Problem to solve: The records are to be restated in their entirety, word for word.

Dataset rows about figures:
● ● ● ● ●

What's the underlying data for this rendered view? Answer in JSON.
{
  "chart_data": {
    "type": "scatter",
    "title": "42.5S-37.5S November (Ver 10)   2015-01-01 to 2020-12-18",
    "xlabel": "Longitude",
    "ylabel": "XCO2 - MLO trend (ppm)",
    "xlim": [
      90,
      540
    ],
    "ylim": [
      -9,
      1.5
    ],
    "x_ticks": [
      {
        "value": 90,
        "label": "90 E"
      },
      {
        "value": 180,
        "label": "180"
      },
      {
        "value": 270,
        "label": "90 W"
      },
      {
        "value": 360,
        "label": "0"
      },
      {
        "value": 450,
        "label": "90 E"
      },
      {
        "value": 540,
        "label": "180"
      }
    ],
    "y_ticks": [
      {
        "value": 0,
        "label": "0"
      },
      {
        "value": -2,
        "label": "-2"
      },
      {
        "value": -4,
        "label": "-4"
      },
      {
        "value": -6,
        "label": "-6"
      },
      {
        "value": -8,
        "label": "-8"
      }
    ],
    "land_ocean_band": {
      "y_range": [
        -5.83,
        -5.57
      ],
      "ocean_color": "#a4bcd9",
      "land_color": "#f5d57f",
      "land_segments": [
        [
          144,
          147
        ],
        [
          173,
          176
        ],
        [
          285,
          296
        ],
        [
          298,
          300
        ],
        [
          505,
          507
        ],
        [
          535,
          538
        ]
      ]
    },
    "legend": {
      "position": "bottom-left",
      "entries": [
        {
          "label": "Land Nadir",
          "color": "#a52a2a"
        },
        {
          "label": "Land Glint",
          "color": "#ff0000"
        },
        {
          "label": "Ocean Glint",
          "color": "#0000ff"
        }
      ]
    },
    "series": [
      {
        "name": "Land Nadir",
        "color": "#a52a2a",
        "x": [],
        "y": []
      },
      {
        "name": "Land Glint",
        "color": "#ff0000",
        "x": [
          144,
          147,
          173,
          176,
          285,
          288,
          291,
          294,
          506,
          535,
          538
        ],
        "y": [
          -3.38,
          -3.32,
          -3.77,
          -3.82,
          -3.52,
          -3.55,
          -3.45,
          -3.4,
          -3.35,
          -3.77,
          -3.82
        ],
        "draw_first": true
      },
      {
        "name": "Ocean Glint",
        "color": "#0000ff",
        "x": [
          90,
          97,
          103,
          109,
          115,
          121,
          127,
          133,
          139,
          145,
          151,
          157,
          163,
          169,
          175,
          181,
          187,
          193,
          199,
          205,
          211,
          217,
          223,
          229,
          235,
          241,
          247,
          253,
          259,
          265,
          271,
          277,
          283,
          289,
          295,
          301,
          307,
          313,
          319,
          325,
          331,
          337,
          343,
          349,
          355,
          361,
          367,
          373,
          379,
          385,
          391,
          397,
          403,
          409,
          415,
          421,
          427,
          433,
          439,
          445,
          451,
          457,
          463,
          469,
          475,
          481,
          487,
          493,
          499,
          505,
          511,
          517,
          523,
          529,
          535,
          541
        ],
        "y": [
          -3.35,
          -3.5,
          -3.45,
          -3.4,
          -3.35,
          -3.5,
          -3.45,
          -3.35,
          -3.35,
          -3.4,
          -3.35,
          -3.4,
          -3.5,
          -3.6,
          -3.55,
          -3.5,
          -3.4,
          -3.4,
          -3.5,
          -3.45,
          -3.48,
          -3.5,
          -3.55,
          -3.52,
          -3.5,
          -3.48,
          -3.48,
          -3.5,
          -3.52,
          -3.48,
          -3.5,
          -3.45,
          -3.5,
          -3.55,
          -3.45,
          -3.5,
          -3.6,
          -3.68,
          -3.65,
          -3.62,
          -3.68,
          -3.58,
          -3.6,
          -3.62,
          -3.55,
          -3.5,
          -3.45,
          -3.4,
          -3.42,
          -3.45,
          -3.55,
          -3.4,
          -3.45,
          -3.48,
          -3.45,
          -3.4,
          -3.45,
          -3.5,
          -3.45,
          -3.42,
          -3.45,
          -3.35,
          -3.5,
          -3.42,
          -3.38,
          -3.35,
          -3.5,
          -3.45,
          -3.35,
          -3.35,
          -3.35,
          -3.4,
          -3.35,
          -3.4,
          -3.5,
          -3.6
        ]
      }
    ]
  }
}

● ● ● ● ●

The reply:
What's the underlying data for this rendered view? Answer in JSON.
{
  "chart_data": {
    "type": "scatter",
    "title": "42.5S-37.5S November (Ver 10)   2015-01-01 to 2020-12-18",
    "xlabel": "Longitude",
    "ylabel": "XCO2 - MLO trend (ppm)",
    "xlim": [
      90,
      540
    ],
    "ylim": [
      -9,
      1.5
    ],
    "x_ticks": [
      {
        "value": 90,
        "label": "90 E"
      },
      {
        "value": 180,
        "label": "180"
      },
      {
        "value": 270,
        "label": "90 W"
      },
      {
        "value": 360,
        "label": "0"
      },
      {
        "value": 450,
        "label": "90 E"
      },
      {
        "value": 540,
        "label": "180"
      }
    ],
    "y_ticks": [
      {
        "value": 0,
        "label": "0"
      },
      {
        "value": -2,
        "label": "-2"
      },
      {
        "value": -4,
        "label": "-4"
      },
      {
        "value": -6,
        "label": "-6"
      },
      {
        "value": -8,
        "label": "-8"
      }
    ],
    "land_ocean_band": {
      "y_range": [
        -5.83,
        -5.57
      ],
      "ocean_color": "#a4bcd9",
      "land_color": "#f5d57f",
      "land_segments": [
        [
          144,
          147
        ],
        [
          173,
          176
        ],
        [
          285,
          296
        ],
        [
          298,
          300
        ],
        [
          505,
          507
        ],
        [
          535,
          538
        ]
      ]
    },
    "legend": {
      "position": "bottom-left",
      "entries": [
        {
          "label": "Land Nadir",
          "color": "#a52a2a"
        },
        {
          "label": "Land Glint",
          "color": "#ff0000"
        },
        {
          "label": "Ocean Glint",
          "color": "#0000ff"
        }
      ]
    },
    "series": [
      {
        "name": "Land Nadir",
        "color": "#a52a2a",
        "x": [],
        "y": []
      },
      {
        "name": "Land Glint",
        "color": "#ff0000",
        "x": [
          144,
          147,
          173,
          176,
          285,
          288,
          291,
          294,
          506,
          535,
          538
        ],
        "y": [
          -3.38,
          -3.32,
          -3.77,
          -3.82,
          -3.52,
          -3.55,
          -3.45,
          -3.4,
          -3.35,
          -3.77,
          -3.82
        ],
        "draw_first": true
      },
      {
        "name": "Ocean Glint",
        "color": "#0000ff",
        "x": [
          90,
          97,
          103,
          109,
          115,
          121,
          127,
          133,
          139,
          145,
          151,
          157,
          163,
          169,
          175,
          181,
          187,
          193,
          199,
          205,
          211,
          217,
          223,
          229,
          235,
          241,
          247,
          253,
          259,
          265,
          271,
          277,
          283,
          289,
          295,
          301,
          307,
          313,
          319,
          325,
          331,
          337,
          343,
          349,
          355,
          361,
          367,
          373,
          379,
          385,
          391,
          397,
          403,
          409,
          415,
          421,
          427,
          433,
          439,
          445,
          451,
          457,
          463,
          469,
          475,
          481,
          487,
          493,
          499,
          505,
          511,
          517,
          523,
          529,
          535,
          541
        ],
        "y": [
          -3.35,
          -3.5,
          -3.45,
          -3.4,
          -3.35,
          -3.5,
          -3.45,
          -3.35,
          -3.35,
          -3.4,
          -3.35,
          -3.4,
          -3.5,
          -3.6,
          -3.55,
          -3.5,
          -3.4,
          -3.4,
          -3.5,
          -3.45,
          -3.48,
          -3.5,
          -3.55,
          -3.52,
          -3.5,
          -3.48,
          -3.48,
          -3.5,
          -3.52,
          -3.48,
          -3.5,
          -3.45,
          -3.5,
          -3.55,
          -3.45,
          -3.5,
          -3.6,
          -3.68,
          -3.65,
          -3.62,
          -3.68,
          -3.58,
          -3.6,
          -3.62,
          -3.55,
          -3.5,
          -3.45,
          -3.4,
          -3.42,
          -3.45,
          -3.55,
          -3.4,
          -3.45,
          -3.48,
          -3.45,
          -3.4,
          -3.45,
          -3.5,
          -3.45,
          -3.42,
          -3.45,
          -3.35,
          -3.5,
          -3.42,
          -3.38,
          -3.35,
          -3.5,
          -3.45,
          -3.35,
          -3.35,
          -3.35,
          -3.4,
          -3.35,
          -3.4,
          -3.5,
          -3.6
        ]
      }
    ]
  }
}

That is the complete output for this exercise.